• Data shown:
────

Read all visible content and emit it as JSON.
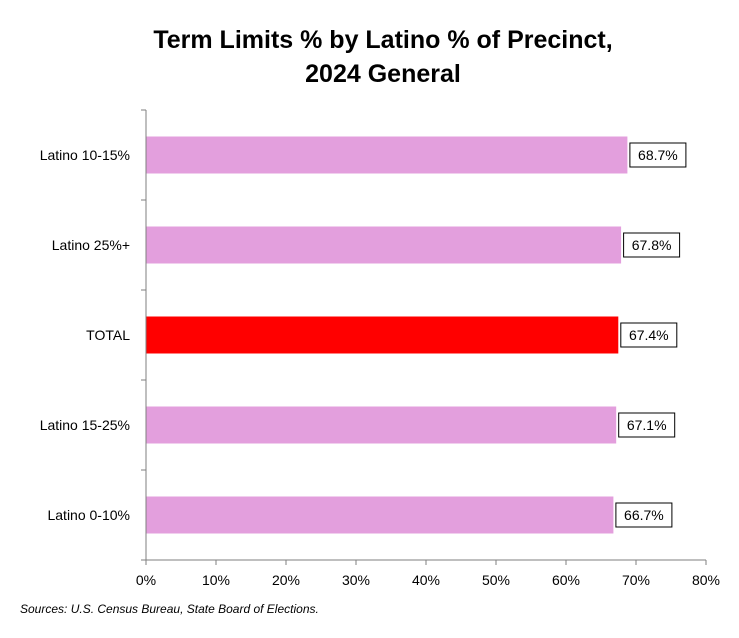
{
  "chart_data": {
    "type": "bar",
    "orientation": "horizontal",
    "title_lines": [
      "Term Limits % by Latino % of Precinct,",
      "2024 General"
    ],
    "categories": [
      "Latino 10-15%",
      "Latino 25%+",
      "TOTAL",
      "Latino 15-25%",
      "Latino 0-10%"
    ],
    "values": [
      68.7,
      67.8,
      67.4,
      67.1,
      66.7
    ],
    "data_labels": [
      "68.7%",
      "67.8%",
      "67.4%",
      "67.1%",
      "66.7%"
    ],
    "bar_colors": [
      "#e39fdd",
      "#e39fdd",
      "#ff0000",
      "#e39fdd",
      "#e39fdd"
    ],
    "xlim": [
      0,
      80
    ],
    "x_ticks": [
      0,
      10,
      20,
      30,
      40,
      50,
      60,
      70,
      80
    ],
    "x_tick_labels": [
      "0%",
      "10%",
      "20%",
      "30%",
      "40%",
      "50%",
      "60%",
      "70%",
      "80%"
    ],
    "xlabel": "",
    "ylabel": "",
    "grid": false,
    "legend": "none"
  },
  "source_note": "Sources: U.S. Census Bureau, State Board of Elections."
}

────

Write out the full listing verbatim, excluding its pictures.

• The response:
Read all visible content and emit it as JSON.
{
  "chart_data": {
    "type": "bar",
    "orientation": "horizontal",
    "title_lines": [
      "Term Limits % by Latino % of Precinct,",
      "2024 General"
    ],
    "categories": [
      "Latino 10-15%",
      "Latino 25%+",
      "TOTAL",
      "Latino 15-25%",
      "Latino 0-10%"
    ],
    "values": [
      68.7,
      67.8,
      67.4,
      67.1,
      66.7
    ],
    "data_labels": [
      "68.7%",
      "67.8%",
      "67.4%",
      "67.1%",
      "66.7%"
    ],
    "bar_colors": [
      "#e39fdd",
      "#e39fdd",
      "#ff0000",
      "#e39fdd",
      "#e39fdd"
    ],
    "xlim": [
      0,
      80
    ],
    "x_ticks": [
      0,
      10,
      20,
      30,
      40,
      50,
      60,
      70,
      80
    ],
    "x_tick_labels": [
      "0%",
      "10%",
      "20%",
      "30%",
      "40%",
      "50%",
      "60%",
      "70%",
      "80%"
    ],
    "xlabel": "",
    "ylabel": "",
    "grid": false,
    "legend": "none"
  },
  "source_note": "Sources: U.S. Census Bureau, State Board of Elections."
}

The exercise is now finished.